* _Task prompt_: Check each line of the listing below for the string "bowl", and copy the ones that have it.

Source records
===============
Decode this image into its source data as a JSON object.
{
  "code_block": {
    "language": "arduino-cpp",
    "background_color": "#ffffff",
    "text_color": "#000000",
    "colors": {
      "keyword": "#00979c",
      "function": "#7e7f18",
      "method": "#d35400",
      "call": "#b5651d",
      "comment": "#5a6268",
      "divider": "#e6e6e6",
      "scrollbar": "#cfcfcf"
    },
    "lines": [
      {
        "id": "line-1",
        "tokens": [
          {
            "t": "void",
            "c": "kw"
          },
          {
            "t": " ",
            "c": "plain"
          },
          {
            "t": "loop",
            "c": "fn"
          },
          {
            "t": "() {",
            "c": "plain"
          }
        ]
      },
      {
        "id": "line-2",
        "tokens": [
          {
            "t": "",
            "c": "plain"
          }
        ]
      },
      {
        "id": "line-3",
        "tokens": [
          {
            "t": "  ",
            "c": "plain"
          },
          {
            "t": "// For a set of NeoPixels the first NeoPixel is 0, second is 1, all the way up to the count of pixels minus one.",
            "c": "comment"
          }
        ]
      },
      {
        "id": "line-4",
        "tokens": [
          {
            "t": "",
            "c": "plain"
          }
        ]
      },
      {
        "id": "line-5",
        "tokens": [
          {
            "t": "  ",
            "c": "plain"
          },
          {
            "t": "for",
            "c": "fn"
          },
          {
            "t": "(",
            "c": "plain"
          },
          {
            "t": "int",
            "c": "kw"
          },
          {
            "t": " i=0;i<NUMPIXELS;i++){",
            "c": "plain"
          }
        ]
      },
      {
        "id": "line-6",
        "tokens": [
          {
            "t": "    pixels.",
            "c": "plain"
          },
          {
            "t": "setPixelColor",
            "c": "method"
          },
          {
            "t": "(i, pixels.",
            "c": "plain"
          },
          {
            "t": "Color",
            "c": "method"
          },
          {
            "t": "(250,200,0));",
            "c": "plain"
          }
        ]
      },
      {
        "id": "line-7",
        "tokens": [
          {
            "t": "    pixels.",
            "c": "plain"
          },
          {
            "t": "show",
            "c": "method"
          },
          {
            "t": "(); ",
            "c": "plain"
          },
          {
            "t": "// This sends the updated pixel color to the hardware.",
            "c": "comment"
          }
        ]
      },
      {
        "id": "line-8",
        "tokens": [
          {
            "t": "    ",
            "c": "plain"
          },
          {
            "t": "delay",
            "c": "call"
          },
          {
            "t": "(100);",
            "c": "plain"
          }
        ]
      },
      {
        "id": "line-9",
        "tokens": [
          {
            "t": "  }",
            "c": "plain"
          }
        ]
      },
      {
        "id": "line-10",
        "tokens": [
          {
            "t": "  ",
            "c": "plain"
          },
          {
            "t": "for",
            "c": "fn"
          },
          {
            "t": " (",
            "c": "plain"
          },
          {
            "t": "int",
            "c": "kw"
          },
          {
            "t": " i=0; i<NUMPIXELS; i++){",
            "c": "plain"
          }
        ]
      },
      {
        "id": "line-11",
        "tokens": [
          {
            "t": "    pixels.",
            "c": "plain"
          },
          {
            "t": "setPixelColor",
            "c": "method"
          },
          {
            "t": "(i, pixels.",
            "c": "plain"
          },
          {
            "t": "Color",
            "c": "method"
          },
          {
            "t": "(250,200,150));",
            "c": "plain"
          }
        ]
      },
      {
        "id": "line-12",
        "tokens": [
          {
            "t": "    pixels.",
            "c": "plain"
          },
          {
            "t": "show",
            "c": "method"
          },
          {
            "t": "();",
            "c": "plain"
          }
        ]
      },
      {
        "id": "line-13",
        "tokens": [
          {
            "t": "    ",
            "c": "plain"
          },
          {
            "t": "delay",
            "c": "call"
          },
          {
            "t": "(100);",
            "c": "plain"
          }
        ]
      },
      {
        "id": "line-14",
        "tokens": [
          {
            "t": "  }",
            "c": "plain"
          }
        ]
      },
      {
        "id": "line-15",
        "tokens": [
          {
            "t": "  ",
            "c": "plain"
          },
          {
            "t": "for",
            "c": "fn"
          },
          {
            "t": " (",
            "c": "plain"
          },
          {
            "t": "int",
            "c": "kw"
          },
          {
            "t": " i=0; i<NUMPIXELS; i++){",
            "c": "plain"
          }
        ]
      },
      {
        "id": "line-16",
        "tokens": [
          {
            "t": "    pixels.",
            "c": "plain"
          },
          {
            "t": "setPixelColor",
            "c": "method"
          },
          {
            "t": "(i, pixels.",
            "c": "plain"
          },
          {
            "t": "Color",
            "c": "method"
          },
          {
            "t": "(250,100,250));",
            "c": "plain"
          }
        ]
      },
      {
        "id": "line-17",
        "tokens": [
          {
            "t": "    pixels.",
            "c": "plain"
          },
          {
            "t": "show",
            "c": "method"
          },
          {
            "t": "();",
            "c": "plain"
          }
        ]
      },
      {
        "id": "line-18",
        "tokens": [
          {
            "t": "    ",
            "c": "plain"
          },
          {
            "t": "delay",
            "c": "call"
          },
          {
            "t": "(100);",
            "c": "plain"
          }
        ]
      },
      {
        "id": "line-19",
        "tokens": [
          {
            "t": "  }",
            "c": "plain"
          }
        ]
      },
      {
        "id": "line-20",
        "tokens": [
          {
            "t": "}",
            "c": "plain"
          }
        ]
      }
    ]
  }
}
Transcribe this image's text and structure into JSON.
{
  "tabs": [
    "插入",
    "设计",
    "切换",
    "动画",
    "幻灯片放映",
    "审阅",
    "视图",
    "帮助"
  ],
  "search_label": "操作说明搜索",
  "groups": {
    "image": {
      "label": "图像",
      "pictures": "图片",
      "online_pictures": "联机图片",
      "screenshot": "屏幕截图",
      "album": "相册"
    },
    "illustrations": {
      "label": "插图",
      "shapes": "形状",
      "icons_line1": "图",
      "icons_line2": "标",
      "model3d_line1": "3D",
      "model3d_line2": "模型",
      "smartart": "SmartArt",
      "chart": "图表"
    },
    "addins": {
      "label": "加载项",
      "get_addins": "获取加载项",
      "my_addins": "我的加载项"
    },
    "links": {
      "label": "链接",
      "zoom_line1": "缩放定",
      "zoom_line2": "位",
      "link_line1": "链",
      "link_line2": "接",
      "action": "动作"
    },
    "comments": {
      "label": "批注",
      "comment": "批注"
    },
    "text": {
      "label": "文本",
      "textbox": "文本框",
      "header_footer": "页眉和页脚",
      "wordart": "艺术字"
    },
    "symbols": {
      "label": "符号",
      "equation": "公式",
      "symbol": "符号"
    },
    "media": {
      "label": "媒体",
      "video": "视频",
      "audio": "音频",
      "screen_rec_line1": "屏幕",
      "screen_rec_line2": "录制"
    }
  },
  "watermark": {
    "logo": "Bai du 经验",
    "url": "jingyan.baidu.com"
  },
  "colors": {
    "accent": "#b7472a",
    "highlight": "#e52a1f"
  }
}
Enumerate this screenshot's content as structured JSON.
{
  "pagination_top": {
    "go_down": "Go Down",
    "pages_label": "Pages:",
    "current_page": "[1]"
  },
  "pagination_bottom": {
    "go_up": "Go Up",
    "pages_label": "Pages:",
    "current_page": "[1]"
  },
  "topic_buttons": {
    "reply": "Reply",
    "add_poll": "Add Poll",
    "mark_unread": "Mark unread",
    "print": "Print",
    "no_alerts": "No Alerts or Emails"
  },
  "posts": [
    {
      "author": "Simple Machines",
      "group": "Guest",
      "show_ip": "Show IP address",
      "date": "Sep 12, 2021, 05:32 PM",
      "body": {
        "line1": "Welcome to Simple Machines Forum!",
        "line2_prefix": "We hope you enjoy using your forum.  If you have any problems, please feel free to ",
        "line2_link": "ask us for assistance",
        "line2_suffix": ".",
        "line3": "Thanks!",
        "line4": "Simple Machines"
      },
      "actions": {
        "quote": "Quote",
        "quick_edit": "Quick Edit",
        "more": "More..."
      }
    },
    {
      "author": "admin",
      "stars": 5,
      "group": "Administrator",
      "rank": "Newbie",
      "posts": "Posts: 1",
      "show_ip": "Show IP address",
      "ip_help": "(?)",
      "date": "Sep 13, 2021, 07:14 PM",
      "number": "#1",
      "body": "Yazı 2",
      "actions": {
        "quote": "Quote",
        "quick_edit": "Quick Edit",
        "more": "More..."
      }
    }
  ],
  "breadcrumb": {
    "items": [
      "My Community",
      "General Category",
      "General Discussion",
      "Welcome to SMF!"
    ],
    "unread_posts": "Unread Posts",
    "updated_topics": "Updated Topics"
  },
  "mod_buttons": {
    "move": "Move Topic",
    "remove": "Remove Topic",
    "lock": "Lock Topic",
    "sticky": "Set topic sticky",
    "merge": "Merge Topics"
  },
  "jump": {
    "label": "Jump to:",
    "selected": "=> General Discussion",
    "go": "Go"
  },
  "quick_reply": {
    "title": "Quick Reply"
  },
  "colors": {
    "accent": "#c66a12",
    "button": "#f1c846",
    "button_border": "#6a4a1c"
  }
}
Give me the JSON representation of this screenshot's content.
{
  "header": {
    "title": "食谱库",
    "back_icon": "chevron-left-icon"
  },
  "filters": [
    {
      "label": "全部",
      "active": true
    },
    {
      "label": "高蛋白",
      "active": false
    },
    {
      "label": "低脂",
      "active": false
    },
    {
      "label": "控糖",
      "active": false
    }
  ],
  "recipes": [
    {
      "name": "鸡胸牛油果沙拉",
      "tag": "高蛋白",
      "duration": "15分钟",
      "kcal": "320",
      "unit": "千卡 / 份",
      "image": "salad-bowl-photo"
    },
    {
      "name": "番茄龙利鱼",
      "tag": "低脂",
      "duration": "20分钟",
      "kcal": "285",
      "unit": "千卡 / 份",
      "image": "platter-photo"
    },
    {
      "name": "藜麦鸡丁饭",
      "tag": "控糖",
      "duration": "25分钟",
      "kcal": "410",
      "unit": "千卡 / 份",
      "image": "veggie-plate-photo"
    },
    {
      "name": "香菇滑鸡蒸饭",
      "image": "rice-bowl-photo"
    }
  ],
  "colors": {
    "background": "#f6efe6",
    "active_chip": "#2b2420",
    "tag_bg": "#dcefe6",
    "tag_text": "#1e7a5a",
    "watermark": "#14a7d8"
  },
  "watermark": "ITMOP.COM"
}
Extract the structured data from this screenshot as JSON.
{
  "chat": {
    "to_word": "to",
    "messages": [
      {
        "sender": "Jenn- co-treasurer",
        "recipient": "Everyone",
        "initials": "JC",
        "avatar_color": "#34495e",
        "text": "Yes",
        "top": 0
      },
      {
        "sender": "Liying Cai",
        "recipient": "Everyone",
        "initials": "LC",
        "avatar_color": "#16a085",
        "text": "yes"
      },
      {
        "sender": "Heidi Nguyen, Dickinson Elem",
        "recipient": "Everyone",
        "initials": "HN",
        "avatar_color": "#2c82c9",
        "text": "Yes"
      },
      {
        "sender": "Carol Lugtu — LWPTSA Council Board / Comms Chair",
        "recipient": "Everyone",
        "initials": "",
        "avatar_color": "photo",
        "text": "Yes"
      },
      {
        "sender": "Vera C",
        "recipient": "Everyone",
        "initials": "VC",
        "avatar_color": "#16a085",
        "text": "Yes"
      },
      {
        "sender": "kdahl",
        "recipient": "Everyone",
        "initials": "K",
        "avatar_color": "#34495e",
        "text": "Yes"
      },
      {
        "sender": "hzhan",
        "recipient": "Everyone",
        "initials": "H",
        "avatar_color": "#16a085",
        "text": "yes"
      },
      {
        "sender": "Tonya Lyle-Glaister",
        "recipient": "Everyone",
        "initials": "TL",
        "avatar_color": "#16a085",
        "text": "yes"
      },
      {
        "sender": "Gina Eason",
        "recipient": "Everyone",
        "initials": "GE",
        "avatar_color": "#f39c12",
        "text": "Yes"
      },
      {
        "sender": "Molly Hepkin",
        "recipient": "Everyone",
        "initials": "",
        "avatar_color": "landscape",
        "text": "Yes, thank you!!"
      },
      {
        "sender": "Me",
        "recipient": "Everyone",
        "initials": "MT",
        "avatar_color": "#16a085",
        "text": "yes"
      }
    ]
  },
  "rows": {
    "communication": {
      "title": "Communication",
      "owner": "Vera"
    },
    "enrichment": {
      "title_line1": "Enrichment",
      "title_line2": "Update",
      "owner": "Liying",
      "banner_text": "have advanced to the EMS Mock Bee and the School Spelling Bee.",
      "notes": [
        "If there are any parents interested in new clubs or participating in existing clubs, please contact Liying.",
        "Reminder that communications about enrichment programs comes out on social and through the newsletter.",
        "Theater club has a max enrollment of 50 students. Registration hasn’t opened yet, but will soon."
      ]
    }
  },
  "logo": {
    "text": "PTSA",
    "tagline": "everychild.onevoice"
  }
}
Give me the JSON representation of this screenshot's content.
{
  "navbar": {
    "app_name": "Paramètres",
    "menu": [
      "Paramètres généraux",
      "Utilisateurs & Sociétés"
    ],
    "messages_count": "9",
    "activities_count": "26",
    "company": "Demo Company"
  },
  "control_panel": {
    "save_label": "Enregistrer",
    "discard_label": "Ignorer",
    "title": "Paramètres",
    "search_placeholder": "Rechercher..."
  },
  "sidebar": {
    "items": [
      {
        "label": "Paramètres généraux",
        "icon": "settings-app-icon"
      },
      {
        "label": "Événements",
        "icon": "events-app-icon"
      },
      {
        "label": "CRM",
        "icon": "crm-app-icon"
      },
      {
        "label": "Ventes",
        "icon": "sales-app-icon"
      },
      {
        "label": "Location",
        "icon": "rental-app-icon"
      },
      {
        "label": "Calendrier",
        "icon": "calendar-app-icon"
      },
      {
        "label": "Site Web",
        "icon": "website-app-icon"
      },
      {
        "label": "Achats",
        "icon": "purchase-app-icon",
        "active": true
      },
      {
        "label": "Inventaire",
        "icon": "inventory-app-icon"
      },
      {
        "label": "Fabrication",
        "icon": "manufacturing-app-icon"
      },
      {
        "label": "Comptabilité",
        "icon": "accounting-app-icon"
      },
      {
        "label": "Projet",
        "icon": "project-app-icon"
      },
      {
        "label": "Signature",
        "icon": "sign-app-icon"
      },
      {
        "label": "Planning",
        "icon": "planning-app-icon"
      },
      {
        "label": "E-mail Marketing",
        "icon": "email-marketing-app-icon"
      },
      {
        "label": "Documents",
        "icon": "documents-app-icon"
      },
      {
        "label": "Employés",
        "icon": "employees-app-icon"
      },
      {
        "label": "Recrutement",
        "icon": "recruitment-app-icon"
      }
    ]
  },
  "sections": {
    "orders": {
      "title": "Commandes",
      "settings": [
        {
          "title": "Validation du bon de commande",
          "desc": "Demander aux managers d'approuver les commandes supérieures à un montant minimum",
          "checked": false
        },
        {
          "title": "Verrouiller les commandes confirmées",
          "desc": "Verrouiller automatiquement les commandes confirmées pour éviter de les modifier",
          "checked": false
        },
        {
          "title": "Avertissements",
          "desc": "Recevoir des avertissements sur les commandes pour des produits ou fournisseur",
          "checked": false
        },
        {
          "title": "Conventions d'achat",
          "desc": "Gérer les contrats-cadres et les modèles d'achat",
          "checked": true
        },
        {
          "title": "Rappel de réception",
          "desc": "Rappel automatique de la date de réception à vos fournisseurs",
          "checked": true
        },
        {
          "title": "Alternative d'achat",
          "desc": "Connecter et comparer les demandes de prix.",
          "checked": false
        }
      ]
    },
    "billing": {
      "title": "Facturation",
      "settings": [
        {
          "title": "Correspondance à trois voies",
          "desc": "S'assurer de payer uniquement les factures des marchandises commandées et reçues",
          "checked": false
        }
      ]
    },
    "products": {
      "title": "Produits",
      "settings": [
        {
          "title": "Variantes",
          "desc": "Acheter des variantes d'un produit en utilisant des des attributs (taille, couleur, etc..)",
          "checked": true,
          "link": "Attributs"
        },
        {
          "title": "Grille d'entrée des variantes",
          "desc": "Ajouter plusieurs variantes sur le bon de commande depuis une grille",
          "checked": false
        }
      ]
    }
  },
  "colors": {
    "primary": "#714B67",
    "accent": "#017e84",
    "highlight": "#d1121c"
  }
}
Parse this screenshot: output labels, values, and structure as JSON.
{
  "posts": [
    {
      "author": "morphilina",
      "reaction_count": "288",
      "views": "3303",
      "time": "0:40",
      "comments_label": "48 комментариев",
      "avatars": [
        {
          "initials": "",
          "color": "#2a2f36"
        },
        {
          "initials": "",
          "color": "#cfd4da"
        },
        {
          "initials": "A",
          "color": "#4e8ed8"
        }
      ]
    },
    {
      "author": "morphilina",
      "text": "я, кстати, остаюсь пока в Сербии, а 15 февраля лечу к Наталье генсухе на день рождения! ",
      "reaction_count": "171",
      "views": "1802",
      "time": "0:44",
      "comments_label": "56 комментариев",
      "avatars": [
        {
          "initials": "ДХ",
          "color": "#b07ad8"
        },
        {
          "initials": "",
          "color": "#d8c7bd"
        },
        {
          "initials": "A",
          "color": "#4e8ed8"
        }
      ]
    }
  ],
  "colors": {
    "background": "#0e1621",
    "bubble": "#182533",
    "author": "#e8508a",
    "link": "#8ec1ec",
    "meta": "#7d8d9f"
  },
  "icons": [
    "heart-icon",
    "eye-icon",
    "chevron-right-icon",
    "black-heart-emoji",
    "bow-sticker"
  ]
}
===============
* _Solution for this task_:
      "image": "salad-bowl-photo"
      "image": "rice-bowl-photo"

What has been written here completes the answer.